»»

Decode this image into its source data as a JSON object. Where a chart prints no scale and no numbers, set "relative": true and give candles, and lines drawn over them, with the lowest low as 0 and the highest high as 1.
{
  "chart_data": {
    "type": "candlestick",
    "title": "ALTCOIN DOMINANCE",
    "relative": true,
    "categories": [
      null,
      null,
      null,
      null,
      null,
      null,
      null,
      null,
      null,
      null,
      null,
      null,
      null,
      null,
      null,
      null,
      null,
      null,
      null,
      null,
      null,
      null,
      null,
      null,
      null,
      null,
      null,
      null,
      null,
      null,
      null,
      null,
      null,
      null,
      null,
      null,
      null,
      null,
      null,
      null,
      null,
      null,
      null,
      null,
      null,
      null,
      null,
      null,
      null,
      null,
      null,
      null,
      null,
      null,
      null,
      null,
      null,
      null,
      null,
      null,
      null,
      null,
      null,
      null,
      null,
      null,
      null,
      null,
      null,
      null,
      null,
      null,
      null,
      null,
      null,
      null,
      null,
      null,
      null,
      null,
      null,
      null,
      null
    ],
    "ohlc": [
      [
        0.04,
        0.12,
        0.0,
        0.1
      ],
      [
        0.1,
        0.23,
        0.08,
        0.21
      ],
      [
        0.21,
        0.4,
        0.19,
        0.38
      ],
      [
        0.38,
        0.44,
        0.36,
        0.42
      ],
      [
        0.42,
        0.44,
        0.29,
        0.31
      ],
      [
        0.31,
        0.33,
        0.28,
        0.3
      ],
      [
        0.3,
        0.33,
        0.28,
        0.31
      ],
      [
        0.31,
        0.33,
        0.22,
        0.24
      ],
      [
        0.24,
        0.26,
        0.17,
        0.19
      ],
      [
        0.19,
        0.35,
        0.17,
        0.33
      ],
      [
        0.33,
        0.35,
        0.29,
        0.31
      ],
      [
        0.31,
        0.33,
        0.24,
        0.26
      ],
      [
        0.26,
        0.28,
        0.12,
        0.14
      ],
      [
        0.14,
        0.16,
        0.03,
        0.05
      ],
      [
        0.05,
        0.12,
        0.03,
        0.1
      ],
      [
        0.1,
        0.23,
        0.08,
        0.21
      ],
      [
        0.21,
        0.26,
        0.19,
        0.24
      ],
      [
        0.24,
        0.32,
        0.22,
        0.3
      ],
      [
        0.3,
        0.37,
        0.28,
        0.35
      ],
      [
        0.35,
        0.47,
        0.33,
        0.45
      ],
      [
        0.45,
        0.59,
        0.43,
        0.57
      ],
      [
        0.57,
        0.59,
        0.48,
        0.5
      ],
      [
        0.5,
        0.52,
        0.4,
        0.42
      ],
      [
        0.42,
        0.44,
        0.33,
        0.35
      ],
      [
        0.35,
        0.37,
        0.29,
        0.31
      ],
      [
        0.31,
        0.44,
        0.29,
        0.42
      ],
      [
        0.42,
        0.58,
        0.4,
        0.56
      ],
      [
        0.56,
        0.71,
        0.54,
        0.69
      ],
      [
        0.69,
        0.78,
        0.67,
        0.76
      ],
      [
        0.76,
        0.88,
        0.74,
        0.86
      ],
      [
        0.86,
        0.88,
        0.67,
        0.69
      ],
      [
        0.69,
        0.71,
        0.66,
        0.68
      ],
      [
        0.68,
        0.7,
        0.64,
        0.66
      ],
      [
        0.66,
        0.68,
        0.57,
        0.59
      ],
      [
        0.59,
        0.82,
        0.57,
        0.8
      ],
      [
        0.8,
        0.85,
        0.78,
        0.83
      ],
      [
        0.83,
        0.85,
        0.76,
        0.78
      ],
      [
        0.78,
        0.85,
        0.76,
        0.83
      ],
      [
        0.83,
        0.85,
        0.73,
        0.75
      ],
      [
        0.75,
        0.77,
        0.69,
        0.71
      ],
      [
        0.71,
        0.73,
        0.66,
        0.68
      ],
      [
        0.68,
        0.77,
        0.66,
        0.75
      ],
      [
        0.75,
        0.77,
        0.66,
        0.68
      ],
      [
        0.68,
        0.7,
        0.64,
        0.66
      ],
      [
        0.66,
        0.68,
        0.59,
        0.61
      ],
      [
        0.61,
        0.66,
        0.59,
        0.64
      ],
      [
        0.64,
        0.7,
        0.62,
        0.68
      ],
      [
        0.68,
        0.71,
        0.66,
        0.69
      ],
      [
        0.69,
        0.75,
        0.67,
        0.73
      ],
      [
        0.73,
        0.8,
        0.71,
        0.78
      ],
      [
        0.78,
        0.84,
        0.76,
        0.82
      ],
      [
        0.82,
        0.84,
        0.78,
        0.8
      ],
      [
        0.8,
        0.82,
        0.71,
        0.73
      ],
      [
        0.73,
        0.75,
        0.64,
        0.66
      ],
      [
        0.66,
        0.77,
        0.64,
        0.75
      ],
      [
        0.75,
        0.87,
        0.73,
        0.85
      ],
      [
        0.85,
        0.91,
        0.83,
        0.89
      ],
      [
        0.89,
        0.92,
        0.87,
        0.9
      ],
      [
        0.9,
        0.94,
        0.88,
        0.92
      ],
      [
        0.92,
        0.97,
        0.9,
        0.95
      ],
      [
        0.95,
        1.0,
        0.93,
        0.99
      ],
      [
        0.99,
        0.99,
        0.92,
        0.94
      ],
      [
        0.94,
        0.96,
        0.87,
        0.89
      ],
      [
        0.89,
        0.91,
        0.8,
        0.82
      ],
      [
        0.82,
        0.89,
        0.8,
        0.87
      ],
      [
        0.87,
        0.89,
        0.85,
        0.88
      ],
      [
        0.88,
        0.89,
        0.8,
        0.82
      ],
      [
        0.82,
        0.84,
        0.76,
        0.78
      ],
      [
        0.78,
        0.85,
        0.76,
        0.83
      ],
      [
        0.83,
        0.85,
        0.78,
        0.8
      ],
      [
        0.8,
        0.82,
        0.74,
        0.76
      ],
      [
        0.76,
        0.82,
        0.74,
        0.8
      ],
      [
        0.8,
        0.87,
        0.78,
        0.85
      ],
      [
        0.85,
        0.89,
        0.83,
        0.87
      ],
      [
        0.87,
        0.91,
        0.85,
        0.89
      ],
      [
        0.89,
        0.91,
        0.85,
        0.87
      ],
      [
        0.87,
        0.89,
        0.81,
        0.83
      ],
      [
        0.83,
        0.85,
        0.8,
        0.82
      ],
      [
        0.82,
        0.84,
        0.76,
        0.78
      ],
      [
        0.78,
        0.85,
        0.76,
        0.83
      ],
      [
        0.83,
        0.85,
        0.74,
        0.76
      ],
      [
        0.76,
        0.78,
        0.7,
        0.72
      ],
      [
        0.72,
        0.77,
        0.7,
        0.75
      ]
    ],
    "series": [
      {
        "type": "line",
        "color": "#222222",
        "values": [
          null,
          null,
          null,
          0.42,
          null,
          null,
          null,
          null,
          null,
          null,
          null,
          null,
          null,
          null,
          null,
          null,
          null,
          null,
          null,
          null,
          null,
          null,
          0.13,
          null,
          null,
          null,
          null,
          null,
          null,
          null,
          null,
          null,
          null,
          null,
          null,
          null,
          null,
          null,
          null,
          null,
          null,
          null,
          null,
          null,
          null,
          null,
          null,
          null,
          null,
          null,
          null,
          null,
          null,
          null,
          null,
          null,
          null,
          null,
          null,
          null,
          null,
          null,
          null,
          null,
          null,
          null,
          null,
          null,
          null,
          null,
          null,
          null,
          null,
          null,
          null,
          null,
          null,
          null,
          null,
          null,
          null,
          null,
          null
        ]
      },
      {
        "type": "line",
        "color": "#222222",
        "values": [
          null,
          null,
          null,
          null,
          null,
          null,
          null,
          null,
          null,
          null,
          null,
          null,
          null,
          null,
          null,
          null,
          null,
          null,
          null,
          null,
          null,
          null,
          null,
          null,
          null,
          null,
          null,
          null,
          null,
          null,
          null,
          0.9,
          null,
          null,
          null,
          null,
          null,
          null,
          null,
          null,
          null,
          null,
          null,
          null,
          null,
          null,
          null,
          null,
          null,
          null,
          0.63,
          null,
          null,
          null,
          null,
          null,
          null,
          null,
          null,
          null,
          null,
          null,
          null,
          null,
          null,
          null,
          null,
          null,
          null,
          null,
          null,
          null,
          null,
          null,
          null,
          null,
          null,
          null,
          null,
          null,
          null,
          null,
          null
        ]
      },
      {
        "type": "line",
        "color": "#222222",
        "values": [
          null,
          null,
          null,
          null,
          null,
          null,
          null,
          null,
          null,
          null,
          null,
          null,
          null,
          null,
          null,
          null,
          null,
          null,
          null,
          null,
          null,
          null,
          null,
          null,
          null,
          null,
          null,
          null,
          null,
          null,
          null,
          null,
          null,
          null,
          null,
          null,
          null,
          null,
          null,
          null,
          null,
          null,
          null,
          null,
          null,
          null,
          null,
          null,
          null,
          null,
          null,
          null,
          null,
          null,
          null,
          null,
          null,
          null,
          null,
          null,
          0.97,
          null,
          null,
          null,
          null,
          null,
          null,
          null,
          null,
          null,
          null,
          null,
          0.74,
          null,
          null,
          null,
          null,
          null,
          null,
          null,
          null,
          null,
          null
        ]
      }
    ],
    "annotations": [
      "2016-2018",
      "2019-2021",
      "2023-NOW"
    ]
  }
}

««

_WHAT YOU WILL DO:_
Lines from the records above that hold "true" are the ones to list.

_OUTPUT BELOW:_
Decode this image into its source data as a JSON object. Where a chart prints no scale and no numbers, set "relative": true and give candles, and lines drawn over them, with the lowest low as 0 and the highest high as 1.
    "relative": true,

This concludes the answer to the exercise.